Entries from a dataset of interfaces

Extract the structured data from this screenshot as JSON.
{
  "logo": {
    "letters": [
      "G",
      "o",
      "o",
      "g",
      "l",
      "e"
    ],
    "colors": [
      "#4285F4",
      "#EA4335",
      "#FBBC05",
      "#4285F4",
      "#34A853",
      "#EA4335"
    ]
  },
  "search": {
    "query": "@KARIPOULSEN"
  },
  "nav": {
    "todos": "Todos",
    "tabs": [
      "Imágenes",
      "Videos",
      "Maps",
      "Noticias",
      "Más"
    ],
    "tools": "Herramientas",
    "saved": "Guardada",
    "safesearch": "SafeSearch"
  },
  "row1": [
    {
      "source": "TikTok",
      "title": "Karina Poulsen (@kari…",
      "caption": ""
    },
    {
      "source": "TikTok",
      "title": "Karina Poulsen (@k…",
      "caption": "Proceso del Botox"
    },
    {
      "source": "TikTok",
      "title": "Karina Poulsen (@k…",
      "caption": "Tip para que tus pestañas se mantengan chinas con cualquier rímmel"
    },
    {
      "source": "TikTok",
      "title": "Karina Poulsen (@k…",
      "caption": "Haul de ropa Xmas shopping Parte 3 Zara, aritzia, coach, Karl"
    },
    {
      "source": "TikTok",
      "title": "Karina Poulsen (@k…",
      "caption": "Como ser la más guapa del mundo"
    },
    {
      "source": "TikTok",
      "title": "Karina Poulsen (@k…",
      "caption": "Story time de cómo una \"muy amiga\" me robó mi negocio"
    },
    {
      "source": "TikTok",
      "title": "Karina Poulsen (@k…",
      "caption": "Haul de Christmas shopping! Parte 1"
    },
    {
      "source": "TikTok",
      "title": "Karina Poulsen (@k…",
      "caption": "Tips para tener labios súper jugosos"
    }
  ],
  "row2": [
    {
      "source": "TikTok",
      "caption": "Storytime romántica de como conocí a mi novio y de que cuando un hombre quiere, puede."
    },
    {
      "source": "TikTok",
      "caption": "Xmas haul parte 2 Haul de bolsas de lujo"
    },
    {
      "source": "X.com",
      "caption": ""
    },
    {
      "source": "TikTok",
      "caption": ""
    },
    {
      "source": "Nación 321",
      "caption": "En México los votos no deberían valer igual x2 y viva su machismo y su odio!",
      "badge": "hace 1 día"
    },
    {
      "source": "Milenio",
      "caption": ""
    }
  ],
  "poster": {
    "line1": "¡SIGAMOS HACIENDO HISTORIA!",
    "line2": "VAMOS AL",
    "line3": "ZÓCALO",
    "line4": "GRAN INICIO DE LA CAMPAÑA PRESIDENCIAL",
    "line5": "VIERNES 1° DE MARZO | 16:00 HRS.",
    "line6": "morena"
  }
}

Task directions - Give the count of lines in the data above holding the word "para", and nothing beyond it.

Output for this task - 2